▸ Task details
Pull out from the material below all lines with "Trace".

[Stored data entries]
───

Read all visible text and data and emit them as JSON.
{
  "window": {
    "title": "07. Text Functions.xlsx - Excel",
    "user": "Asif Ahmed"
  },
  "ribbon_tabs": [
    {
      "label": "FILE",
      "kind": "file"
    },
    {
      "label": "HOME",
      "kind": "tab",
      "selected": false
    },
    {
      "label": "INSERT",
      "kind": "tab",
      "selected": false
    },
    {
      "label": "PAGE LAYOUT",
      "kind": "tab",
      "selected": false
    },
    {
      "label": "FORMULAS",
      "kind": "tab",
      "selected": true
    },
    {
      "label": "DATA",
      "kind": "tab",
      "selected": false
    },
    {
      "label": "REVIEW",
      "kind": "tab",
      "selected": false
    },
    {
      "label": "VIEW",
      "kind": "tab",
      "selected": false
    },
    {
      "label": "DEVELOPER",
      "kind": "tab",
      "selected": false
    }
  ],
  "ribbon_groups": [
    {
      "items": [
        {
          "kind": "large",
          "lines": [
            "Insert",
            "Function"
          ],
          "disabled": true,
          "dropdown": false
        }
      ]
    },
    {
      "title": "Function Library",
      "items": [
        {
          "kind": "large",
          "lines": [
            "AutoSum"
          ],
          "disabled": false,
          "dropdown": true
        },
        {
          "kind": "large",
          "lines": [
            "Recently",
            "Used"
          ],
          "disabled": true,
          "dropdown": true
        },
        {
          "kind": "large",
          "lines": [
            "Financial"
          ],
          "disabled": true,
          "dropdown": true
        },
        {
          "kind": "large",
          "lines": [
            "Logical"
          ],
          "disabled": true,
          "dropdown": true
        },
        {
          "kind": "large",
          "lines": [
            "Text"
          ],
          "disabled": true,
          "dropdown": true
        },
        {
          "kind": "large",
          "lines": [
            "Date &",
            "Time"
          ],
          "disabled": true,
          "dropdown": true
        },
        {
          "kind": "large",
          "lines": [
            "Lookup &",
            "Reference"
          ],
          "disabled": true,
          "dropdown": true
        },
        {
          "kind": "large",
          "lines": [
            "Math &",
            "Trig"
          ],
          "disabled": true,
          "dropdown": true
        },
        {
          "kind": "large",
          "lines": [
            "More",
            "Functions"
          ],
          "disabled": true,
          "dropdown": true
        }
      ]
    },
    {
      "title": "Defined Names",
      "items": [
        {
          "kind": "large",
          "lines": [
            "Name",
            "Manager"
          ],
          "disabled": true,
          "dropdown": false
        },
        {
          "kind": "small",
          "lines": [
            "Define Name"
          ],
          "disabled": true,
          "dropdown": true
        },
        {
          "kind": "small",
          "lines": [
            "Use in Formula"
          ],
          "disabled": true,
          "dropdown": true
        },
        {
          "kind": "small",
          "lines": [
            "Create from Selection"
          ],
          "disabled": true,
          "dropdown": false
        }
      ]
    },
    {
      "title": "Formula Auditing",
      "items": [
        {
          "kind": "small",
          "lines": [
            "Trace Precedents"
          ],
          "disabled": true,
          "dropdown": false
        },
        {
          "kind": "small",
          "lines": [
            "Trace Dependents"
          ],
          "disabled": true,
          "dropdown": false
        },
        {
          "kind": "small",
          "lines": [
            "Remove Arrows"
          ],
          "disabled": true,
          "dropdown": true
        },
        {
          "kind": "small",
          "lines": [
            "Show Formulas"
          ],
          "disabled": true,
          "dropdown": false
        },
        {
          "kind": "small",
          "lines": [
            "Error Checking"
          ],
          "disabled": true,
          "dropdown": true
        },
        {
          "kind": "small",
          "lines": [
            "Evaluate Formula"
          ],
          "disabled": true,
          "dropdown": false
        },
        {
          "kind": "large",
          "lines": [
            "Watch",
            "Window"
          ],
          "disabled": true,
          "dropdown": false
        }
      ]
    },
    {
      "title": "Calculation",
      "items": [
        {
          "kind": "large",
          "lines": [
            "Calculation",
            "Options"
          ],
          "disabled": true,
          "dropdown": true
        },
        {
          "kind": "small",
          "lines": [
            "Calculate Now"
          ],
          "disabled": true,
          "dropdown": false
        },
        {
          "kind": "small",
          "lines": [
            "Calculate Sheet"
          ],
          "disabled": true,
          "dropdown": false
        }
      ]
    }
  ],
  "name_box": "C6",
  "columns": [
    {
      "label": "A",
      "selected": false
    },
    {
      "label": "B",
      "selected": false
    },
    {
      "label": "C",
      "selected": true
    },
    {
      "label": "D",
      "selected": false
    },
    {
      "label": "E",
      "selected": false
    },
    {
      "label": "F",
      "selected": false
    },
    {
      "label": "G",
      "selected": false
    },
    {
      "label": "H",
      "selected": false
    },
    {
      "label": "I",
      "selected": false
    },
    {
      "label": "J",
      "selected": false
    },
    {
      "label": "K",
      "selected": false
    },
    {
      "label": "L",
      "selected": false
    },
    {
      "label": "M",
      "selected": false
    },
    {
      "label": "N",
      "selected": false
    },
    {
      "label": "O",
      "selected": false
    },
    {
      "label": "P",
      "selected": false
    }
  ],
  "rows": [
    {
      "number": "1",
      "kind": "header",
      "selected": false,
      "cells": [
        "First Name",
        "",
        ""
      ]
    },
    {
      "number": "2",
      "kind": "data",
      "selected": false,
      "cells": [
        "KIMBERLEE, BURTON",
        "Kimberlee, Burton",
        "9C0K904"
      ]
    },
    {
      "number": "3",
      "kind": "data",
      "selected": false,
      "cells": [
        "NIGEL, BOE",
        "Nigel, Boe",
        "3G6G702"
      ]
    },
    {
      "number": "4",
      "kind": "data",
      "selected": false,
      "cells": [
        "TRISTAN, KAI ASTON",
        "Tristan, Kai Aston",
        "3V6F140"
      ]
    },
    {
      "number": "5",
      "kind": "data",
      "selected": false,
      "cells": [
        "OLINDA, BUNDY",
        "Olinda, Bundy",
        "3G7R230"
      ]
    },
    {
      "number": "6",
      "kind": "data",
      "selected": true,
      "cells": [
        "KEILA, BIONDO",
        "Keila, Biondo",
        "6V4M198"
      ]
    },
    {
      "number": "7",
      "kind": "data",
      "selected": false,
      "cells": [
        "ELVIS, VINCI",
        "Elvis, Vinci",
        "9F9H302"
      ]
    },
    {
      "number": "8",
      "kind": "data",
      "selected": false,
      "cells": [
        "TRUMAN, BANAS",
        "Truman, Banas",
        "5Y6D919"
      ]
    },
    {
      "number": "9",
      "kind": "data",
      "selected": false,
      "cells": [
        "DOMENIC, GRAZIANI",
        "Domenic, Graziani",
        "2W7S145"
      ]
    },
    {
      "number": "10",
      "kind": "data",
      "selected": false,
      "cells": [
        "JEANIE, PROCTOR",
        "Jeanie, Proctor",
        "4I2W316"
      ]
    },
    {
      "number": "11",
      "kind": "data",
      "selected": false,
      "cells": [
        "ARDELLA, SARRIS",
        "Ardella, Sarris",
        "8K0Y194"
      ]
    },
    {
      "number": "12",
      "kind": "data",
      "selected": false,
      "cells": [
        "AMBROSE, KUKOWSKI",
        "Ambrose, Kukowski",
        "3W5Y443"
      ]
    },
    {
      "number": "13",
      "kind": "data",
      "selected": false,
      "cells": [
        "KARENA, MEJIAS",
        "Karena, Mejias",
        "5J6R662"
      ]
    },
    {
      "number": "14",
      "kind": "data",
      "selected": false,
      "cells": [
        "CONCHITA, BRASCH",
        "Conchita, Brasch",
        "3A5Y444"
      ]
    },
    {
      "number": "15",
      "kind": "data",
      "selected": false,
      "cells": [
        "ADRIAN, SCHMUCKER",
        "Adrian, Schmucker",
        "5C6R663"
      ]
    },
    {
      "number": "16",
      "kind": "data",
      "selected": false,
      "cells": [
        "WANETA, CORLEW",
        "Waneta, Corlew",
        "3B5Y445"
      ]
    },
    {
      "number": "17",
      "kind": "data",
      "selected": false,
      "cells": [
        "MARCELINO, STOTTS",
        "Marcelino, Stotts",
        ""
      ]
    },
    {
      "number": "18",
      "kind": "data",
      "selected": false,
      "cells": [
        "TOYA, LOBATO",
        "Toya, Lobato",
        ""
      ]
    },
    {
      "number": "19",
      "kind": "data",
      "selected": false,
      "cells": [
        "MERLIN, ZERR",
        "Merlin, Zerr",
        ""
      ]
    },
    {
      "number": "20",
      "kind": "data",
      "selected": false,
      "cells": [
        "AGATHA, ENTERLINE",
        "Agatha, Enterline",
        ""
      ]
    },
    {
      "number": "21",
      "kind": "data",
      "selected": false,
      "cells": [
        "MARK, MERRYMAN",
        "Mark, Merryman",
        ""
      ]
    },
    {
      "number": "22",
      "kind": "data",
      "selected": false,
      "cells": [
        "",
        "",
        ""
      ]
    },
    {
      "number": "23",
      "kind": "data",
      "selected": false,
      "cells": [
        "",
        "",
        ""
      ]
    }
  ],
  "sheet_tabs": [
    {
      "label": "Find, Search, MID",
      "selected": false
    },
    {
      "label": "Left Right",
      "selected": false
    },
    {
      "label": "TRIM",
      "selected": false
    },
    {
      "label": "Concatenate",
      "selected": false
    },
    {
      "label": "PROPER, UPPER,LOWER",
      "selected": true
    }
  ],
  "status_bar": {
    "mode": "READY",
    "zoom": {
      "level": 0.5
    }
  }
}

───

▸ Response to the exercise
            "Trace Precedents"
            "Trace Dependents"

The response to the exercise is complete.